== Exercise brief ==
Locate the lines of the listing below that hold "work", then copy each of them.
--- --- ---
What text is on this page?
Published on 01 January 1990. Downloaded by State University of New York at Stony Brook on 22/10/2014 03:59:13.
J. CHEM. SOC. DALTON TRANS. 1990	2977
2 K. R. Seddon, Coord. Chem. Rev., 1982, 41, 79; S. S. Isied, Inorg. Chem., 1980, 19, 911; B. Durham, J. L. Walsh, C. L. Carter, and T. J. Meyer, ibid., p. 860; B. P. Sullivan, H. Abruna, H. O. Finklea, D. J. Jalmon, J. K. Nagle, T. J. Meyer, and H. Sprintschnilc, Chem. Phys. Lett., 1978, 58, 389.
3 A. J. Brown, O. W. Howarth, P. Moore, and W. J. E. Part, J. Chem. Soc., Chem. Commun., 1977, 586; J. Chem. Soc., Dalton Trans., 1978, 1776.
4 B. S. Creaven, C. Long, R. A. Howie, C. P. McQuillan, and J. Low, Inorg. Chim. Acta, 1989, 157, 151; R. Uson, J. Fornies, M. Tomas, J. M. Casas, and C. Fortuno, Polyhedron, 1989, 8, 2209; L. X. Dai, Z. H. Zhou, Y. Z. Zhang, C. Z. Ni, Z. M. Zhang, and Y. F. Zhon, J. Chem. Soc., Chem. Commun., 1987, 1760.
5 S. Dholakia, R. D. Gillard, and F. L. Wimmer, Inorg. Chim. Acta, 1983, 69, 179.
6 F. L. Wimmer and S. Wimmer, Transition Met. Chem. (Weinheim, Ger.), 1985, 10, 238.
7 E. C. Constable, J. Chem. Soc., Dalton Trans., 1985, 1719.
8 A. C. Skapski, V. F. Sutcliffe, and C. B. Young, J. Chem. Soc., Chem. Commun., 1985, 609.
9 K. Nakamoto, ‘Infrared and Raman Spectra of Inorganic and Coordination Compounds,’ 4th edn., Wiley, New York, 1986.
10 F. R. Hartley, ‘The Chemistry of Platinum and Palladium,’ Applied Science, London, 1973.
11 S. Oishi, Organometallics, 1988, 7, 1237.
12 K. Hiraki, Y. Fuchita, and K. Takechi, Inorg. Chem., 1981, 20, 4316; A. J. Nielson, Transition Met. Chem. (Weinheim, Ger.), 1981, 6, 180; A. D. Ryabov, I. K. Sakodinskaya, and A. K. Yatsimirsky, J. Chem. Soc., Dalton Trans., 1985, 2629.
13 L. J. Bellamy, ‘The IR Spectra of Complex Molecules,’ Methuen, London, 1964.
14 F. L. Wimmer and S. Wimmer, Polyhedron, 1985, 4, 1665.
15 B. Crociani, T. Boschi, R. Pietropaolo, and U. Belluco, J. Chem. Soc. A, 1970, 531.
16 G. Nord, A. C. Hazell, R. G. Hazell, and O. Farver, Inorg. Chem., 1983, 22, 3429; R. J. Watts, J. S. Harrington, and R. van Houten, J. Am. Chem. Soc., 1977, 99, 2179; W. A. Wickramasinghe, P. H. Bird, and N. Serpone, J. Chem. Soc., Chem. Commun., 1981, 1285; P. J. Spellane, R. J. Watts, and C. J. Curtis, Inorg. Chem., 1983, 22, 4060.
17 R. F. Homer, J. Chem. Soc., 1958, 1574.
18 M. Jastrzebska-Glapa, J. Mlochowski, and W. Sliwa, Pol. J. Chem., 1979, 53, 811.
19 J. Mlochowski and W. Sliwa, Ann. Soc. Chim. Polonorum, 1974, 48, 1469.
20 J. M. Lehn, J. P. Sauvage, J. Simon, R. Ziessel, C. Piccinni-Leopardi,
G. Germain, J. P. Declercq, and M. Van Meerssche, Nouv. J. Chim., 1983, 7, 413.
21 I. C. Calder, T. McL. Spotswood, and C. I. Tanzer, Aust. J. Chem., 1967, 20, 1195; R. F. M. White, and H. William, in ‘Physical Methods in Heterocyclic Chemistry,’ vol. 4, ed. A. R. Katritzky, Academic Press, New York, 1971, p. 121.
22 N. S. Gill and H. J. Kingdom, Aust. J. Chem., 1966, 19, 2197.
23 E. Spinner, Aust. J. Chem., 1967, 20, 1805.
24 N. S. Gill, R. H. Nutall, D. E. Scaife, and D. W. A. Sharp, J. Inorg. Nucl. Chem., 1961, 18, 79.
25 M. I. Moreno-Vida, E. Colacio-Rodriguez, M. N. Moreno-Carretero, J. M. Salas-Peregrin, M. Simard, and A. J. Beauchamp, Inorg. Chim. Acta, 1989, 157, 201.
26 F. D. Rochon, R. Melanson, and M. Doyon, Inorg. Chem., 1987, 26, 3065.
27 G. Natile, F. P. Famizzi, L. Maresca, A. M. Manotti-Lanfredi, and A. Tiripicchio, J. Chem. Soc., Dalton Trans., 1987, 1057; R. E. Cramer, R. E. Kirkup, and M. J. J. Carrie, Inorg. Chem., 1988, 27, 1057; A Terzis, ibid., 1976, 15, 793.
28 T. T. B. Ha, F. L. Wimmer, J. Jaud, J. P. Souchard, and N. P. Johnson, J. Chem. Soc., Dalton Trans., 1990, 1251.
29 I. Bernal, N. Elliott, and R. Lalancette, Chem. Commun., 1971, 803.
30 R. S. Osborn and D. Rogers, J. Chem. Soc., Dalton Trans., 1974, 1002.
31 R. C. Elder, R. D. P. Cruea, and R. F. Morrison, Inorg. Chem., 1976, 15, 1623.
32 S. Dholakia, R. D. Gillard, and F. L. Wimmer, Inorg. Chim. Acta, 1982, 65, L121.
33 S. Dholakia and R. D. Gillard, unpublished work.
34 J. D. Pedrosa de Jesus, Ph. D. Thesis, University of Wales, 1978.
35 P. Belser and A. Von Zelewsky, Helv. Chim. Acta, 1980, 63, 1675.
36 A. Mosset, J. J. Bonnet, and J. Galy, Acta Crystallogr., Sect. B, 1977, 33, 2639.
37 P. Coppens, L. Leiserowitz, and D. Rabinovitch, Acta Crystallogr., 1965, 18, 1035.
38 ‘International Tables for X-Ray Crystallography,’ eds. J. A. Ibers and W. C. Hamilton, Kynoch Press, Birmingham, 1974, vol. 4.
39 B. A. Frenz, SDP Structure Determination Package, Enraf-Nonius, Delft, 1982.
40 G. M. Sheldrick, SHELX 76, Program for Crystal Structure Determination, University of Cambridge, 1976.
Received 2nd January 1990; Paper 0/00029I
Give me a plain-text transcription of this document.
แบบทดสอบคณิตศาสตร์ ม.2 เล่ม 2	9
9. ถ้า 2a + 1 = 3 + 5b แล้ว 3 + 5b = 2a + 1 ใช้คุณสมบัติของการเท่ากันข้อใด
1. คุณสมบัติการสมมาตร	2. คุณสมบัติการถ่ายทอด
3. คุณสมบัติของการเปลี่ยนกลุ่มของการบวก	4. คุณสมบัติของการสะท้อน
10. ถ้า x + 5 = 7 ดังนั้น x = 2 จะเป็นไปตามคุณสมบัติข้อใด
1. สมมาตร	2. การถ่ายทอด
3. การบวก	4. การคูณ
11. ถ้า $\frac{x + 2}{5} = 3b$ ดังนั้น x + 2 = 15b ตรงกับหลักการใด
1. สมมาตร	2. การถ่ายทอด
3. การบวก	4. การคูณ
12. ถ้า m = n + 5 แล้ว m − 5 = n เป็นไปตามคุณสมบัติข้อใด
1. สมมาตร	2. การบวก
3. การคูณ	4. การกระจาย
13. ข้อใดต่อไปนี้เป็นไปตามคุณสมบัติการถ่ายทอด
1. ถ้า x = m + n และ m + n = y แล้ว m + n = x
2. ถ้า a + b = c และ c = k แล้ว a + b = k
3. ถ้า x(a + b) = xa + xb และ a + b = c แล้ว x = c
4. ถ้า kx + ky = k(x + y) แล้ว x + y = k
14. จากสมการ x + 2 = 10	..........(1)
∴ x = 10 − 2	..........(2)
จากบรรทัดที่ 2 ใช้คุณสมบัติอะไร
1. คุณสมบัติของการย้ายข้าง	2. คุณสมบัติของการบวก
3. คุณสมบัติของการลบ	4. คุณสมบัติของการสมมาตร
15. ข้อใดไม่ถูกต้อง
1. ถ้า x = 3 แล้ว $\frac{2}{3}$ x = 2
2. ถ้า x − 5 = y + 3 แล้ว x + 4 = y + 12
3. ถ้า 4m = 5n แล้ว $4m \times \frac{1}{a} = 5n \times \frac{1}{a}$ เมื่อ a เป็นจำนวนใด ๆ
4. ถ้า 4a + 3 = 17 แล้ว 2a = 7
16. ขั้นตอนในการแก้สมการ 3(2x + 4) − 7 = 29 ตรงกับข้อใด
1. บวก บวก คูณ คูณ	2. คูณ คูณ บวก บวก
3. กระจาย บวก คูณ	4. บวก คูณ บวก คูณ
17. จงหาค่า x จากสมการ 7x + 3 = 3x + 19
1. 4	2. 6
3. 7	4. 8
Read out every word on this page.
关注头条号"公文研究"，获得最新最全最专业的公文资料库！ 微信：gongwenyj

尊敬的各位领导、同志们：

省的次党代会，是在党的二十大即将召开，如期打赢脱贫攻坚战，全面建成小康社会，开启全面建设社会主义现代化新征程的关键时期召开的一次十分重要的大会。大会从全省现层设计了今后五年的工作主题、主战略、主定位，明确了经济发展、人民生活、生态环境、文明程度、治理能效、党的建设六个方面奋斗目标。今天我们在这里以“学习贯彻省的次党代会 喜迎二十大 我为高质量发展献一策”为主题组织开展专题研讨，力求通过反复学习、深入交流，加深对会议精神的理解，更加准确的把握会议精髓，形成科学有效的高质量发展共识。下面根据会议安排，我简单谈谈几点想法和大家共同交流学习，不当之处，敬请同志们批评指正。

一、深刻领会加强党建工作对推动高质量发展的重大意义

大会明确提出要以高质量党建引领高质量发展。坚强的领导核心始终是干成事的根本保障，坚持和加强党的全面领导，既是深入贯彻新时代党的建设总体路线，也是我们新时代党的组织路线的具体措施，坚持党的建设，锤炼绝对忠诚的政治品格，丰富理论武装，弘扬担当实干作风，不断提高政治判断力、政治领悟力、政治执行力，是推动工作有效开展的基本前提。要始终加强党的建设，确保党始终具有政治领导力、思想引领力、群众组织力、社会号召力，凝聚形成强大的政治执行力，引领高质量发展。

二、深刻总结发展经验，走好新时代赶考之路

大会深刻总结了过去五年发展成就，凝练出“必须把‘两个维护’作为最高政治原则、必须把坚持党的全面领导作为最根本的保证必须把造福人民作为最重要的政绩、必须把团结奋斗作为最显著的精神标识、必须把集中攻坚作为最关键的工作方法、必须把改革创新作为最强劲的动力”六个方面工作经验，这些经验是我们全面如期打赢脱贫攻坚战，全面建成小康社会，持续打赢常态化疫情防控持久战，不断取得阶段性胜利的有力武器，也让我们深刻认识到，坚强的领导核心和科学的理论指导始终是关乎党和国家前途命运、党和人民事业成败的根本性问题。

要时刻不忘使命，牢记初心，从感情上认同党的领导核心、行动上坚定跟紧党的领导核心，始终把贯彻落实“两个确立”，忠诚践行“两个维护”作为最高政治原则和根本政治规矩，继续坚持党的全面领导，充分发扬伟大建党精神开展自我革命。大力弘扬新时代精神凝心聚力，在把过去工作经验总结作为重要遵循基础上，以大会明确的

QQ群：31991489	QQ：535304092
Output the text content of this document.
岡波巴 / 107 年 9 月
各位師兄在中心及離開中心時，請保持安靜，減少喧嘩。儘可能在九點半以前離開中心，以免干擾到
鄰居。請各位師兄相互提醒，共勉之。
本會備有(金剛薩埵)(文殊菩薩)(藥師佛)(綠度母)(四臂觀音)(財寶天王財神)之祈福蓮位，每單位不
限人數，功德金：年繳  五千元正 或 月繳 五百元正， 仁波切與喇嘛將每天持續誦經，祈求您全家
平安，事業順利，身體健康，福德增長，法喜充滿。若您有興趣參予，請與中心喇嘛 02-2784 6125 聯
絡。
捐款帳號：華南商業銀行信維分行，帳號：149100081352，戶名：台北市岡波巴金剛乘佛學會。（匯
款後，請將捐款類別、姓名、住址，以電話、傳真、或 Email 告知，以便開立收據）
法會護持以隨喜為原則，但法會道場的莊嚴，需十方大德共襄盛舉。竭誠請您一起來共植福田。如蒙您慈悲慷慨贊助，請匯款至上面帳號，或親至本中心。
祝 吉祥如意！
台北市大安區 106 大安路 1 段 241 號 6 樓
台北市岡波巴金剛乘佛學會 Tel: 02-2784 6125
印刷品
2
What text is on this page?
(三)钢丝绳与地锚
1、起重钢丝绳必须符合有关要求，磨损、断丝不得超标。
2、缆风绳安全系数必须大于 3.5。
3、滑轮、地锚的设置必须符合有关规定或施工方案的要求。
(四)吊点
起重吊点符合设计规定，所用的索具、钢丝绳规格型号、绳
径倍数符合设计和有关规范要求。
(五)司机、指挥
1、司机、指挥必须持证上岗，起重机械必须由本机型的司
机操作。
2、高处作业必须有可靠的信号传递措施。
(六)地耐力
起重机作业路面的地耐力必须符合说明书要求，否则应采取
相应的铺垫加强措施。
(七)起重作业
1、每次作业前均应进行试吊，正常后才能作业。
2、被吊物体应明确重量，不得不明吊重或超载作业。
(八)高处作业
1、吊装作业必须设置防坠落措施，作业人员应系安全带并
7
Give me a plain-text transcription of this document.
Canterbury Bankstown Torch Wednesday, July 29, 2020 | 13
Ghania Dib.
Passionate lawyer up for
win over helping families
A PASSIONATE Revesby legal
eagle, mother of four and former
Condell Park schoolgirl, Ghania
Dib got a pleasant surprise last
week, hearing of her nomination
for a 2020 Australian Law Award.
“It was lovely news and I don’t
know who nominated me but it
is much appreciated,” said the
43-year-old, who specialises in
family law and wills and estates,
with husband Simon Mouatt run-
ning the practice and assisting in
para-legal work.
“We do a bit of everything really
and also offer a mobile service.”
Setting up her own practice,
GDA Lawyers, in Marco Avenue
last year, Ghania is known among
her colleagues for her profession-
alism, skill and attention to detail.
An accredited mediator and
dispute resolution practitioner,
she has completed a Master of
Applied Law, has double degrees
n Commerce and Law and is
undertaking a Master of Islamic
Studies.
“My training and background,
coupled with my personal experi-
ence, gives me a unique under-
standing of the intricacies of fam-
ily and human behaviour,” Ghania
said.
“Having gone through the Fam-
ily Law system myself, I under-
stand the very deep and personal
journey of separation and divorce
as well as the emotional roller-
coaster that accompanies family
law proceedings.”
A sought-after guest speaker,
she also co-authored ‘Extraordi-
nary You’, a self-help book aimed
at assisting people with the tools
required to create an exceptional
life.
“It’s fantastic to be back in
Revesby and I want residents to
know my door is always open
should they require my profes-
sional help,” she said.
--- --- ---
== Response to the exercise ==
33 S. Dholakia and R. D. Gillard, unpublished work.
para-legal work.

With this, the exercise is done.